Your tasks:
(a) Retype the part of the message on licensing Abstract content output that runs from "rank(this,property(P1082),location(administrative unit(this)))" down to "for this output.".
(b) According to the message on licensing Abstract content output, why should the author of Abstract content not be given copyright over the text it generates? Answer in one to three sentences.

Document segment:
-- START --
On Fri, Dec 24, 2021, 00:11 Denny Vrandečić <dvrandecic@wikimedia.org> wrote:
Running a function for text generation from Wikifunctons on that Abstract Content would generate a text that we'd consider to be published under CC BY-SA as well.

There is something in this that I find to be contrarian to the idea of copyright in the first place. (Copyright is needed in order to be able to license something CC BY-SA.) How can one get _copy_right for something one never wrote in the first place (and in many cases not even formulated as a sentence in your mind). Let me expand on the thoughts I shared in the office hours.

Take for example how many millions of articles about places in various languages could be formed. It could look something like this: 
The description of some Abstract content: generates a sentence which ranks something compared to similar items in some location by some property. It would then behave something like (over-simplified pseudocode):

rank(this,property(P1082),location(administrative unit(this)))

Depending on where it is used, it could generate:
  • Stockholm ist die größte Stadt im Stockholms län.
  • San Francisco is the fourth largest city in California.
  • Gimo är den näst största tätorten i Östhammars kommun.
Not only is it inconceivable for someone to know of the phrasing of all the combinations this simple example can generate at the time the Abstract content is written, it will also be updated on Wikidata with new places added and new population data will change the ranking over time, changing the output of the function without the author being in control of it, and likely not even being aware of it. I find it a revolting suggestion that copyright could be attributed to the author of the Abstract content for this output.

This leads me to conclude that we either need to have the possibility to assign different licenses to the output of Abstract content or to make it all CC0 (in order to not committing copyfraud). As Denny implies, some Abstract content will be more static and "handwritten", but I suspect that for a foreseeable time that it will be in absolute minority in terms of generated output, so we can not ignore the situation we are putting ourselves in through the choices we make. 

/Jan Ainali
-- END --
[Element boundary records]
-- START --
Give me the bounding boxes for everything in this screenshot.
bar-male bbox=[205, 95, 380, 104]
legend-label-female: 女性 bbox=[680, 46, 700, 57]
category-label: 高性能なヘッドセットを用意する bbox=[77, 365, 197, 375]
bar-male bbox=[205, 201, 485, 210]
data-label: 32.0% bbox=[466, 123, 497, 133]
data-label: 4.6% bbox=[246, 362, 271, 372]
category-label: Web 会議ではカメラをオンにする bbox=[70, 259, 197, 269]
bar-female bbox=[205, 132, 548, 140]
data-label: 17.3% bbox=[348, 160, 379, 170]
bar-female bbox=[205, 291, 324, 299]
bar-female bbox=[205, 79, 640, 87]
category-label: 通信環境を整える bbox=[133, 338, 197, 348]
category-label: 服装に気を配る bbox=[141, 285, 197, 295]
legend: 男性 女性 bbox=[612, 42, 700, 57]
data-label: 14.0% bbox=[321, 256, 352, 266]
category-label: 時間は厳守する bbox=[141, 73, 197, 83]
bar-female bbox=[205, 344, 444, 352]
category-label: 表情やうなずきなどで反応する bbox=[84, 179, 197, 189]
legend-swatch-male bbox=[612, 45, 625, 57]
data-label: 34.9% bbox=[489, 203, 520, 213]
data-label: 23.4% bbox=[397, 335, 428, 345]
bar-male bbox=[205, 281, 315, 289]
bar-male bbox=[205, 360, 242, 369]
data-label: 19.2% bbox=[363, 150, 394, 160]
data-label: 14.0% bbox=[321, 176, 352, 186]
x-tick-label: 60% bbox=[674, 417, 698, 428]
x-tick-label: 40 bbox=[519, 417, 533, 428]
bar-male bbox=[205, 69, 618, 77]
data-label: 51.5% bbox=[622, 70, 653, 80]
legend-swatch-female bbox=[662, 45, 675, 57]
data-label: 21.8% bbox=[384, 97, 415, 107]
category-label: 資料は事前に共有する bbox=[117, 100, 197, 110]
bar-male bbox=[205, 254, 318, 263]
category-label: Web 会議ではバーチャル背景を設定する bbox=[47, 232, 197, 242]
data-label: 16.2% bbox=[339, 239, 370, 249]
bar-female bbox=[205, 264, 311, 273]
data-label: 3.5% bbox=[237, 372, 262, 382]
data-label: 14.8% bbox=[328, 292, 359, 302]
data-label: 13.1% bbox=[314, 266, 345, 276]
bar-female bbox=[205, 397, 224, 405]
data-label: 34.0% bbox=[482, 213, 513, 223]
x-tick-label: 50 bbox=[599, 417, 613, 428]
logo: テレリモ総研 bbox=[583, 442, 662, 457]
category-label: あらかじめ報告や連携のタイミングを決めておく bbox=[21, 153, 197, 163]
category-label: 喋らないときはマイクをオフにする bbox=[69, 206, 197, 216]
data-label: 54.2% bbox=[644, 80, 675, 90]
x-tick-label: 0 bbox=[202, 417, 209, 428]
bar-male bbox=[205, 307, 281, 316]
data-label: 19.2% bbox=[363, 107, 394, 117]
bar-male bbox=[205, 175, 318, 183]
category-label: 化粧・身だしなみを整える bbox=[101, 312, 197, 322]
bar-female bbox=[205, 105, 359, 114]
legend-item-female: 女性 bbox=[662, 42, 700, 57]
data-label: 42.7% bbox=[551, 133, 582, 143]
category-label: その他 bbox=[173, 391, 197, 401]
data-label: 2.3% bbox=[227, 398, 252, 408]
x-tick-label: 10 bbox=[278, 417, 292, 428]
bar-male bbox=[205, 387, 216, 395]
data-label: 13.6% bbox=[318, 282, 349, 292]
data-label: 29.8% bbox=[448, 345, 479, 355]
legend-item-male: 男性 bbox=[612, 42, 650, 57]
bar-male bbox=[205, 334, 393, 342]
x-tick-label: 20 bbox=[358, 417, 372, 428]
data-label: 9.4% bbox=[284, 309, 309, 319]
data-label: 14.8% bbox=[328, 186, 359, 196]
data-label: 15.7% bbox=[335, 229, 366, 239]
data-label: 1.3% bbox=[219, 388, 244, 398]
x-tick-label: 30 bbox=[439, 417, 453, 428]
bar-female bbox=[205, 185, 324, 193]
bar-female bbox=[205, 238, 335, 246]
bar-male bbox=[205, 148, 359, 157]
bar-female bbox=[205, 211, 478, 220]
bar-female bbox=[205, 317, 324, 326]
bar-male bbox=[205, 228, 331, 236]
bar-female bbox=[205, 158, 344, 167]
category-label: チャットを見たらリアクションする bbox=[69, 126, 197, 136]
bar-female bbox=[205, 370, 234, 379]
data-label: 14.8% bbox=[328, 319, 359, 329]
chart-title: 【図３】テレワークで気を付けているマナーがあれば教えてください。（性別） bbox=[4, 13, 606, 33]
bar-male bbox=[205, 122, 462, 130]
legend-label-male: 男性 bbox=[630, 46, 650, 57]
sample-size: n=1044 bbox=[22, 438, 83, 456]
-- END --
The answers:
(a)
rank(this,property(P1082),location(administrative unit(this)))

Depending on where it is used, it could generate:
  • Stockholm ist die größte Stadt im Stockholms län.
  • San Francisco is the fourth largest city in California.
  • Gimo är den näst största tätorten i Östhammars kommun.
Not only is it inconceivable for someone to know of the phrasing of all the combinations this simple example can generate at the time the Abstract content is written, it will also be updated on Wikidata with new places added and new population data will change the ranking over time, changing the output of the function without the author being in control of it, and likely not even being aware of it. I find it a revolting suggestion that copyright could be attributed to the author of the Abstract content for this output.

(b) No author could know the phrasing of every combination that even a simple piece of Abstract content can generate. New places and updated population data on Wikidata also change the output over time, outside the author's control and likely without the author's knowledge.